## [WORK TO BE COMPLETED]
Using the listing below, report all lines holding the word "ylabel".

[Figure record extracts]
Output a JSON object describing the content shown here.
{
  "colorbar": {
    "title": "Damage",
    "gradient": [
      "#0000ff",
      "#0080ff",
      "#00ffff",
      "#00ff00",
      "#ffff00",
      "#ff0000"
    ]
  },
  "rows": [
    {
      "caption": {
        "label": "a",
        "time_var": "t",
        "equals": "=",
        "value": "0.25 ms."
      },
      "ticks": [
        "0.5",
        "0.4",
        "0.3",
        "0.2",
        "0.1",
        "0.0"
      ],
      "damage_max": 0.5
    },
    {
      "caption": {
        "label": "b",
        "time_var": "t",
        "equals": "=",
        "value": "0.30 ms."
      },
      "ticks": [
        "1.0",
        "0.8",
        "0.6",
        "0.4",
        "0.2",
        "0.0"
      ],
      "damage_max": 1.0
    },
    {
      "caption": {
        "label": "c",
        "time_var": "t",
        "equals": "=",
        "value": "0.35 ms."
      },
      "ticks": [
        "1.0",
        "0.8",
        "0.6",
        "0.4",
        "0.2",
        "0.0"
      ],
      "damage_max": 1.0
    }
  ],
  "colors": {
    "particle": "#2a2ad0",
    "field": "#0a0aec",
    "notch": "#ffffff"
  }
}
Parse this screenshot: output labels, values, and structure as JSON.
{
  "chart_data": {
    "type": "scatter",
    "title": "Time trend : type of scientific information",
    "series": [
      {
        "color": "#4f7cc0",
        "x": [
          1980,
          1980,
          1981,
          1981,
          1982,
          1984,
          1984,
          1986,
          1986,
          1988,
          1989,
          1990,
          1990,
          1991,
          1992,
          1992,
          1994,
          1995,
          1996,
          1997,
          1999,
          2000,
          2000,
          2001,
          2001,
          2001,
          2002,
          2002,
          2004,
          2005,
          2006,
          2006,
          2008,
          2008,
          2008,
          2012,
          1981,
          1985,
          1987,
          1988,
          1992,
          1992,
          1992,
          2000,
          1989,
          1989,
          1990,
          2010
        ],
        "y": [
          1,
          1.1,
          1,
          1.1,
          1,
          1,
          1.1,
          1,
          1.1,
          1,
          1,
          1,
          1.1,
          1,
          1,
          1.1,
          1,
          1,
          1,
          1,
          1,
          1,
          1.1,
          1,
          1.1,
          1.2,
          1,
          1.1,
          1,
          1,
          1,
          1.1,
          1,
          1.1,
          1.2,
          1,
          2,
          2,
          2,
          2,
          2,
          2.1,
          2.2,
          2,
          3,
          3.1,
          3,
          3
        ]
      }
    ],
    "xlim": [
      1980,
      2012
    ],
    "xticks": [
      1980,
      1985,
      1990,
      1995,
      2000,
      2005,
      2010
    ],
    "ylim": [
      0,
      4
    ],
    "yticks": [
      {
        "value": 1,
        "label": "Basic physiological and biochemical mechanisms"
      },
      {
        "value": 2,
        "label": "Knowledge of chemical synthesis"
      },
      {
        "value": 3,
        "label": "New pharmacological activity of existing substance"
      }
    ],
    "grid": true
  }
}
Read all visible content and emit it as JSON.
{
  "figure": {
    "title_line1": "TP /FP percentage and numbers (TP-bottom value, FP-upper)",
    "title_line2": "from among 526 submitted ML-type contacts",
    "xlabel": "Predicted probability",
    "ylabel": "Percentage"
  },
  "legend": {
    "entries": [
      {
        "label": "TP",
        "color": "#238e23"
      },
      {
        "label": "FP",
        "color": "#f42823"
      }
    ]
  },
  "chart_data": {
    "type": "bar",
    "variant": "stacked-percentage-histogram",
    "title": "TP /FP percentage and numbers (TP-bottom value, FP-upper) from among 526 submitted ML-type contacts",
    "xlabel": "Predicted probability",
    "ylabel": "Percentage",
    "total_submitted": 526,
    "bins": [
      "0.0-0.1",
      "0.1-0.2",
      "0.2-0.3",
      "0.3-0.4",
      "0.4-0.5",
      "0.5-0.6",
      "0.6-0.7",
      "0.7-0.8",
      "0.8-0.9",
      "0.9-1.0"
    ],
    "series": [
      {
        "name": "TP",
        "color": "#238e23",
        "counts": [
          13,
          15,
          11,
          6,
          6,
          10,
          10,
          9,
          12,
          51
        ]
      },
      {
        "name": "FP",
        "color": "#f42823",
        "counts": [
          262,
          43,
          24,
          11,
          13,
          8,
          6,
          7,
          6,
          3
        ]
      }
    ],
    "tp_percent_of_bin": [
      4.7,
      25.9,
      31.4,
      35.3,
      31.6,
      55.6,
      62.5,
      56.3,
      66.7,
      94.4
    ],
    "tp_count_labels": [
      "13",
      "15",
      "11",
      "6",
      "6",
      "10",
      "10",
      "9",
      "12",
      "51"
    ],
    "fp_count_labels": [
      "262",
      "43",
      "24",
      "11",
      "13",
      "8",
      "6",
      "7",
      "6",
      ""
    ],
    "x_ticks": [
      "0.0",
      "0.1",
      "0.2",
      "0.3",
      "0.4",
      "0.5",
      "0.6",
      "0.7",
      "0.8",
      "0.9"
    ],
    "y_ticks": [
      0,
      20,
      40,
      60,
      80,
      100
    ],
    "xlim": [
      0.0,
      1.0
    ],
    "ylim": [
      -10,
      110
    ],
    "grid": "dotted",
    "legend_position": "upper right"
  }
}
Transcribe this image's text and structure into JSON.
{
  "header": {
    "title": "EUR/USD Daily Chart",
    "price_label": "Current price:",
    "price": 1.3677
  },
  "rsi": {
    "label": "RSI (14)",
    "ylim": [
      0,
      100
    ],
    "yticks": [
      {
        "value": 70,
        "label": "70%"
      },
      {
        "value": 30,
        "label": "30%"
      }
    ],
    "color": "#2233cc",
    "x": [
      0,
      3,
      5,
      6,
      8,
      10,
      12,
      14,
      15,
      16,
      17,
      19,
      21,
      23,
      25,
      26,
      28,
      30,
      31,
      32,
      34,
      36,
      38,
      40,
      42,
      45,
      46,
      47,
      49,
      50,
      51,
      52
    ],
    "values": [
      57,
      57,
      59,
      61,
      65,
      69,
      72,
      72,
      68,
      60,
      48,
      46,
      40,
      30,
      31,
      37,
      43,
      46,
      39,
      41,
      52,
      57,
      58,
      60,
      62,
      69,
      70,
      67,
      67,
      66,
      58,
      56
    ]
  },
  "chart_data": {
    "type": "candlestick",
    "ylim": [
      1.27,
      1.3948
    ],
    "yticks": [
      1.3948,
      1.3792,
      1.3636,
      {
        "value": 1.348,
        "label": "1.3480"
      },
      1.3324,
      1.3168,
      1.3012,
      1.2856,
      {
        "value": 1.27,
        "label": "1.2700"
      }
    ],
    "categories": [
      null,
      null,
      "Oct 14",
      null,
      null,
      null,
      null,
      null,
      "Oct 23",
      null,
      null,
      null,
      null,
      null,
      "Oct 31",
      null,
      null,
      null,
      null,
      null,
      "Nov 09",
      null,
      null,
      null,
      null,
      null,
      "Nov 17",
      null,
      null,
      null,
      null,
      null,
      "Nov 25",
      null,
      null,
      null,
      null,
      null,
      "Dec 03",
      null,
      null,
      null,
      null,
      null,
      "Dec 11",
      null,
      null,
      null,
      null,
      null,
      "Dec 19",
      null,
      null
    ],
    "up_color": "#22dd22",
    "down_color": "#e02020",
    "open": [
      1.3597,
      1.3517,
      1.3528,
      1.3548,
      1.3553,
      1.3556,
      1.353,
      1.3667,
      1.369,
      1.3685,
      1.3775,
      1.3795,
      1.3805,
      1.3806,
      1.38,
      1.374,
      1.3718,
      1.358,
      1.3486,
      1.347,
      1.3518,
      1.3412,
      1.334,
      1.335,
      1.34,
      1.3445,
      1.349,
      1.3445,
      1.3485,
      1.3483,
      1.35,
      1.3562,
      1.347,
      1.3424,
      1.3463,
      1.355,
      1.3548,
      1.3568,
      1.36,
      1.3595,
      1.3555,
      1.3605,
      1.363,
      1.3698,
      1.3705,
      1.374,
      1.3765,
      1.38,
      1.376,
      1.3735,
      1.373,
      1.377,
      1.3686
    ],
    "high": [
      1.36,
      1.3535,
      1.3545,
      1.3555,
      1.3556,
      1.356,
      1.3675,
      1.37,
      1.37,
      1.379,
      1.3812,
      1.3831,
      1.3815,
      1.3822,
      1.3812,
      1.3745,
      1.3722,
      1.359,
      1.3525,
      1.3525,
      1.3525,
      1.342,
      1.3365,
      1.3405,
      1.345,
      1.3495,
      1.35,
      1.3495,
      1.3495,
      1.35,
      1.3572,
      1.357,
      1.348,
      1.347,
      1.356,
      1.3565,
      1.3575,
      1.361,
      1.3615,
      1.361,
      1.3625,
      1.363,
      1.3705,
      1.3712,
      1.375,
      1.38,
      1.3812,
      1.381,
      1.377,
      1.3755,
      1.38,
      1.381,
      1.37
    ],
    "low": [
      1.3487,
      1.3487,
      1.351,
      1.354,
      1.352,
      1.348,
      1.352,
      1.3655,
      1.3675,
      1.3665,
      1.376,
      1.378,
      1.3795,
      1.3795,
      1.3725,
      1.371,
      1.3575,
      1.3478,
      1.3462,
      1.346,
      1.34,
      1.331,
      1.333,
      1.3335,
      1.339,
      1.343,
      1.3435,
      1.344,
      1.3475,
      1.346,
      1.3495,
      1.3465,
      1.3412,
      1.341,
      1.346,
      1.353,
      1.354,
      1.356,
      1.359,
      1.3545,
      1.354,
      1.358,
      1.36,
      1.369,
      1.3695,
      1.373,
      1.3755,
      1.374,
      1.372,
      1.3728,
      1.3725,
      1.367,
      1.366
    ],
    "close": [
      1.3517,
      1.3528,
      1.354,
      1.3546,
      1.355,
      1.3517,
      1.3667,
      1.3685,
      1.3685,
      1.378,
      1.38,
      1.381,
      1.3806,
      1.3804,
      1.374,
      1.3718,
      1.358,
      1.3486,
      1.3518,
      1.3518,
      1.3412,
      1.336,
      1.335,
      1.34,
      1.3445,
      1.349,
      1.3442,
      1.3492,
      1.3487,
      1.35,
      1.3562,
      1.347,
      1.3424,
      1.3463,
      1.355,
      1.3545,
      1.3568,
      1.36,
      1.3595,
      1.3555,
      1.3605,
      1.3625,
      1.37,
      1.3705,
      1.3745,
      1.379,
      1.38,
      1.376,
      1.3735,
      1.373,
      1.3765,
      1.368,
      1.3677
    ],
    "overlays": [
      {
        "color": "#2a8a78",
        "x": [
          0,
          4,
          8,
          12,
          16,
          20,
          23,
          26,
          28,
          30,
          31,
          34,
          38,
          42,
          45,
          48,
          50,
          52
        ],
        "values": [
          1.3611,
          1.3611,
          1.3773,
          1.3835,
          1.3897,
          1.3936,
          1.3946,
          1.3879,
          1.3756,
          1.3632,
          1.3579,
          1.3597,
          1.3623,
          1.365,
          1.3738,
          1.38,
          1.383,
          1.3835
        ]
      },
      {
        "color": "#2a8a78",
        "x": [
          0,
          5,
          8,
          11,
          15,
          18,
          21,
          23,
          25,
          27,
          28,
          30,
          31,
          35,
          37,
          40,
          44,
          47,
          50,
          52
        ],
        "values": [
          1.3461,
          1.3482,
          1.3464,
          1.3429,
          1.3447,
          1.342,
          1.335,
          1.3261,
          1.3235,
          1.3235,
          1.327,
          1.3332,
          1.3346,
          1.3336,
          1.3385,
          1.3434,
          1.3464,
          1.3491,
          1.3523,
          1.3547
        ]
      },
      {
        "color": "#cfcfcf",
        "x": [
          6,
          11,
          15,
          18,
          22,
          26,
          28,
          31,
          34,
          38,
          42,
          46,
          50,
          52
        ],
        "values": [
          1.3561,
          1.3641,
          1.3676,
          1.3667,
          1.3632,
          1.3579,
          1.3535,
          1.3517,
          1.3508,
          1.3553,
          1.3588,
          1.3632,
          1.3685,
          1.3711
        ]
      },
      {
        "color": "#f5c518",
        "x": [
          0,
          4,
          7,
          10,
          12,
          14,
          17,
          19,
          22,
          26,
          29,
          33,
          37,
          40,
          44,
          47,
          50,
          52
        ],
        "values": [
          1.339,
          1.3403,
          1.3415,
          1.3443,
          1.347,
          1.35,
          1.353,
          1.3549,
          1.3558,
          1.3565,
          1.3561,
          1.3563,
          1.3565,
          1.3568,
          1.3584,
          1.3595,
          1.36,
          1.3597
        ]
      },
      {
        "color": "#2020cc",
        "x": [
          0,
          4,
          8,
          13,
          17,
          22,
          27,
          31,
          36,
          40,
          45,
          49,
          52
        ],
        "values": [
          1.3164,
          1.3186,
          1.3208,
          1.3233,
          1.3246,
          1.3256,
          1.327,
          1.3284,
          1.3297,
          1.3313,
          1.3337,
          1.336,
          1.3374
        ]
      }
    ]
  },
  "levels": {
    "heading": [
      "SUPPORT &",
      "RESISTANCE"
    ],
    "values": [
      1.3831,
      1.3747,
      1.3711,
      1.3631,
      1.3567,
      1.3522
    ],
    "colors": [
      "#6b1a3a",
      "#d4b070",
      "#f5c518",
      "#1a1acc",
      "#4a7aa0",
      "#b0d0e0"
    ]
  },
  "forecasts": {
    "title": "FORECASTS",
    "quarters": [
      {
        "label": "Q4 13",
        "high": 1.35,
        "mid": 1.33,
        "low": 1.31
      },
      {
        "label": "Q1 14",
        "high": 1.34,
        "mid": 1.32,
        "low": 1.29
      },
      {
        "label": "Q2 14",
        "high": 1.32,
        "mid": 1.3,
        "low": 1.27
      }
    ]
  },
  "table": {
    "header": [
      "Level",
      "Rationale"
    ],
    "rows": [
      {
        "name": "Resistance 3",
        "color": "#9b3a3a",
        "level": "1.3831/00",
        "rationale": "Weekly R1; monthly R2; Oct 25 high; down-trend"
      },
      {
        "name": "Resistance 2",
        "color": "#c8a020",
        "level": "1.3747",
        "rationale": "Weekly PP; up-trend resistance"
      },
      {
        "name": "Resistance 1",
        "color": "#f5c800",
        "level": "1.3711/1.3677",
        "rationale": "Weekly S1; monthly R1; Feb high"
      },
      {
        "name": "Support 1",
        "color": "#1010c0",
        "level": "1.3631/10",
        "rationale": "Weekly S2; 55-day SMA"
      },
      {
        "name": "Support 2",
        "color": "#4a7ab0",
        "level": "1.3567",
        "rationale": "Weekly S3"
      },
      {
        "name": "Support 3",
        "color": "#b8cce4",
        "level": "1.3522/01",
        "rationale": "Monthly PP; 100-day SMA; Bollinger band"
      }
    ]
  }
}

## [CORRECT RESULT]
    "ylabel": "Percentage"
    "ylabel": "Percentage",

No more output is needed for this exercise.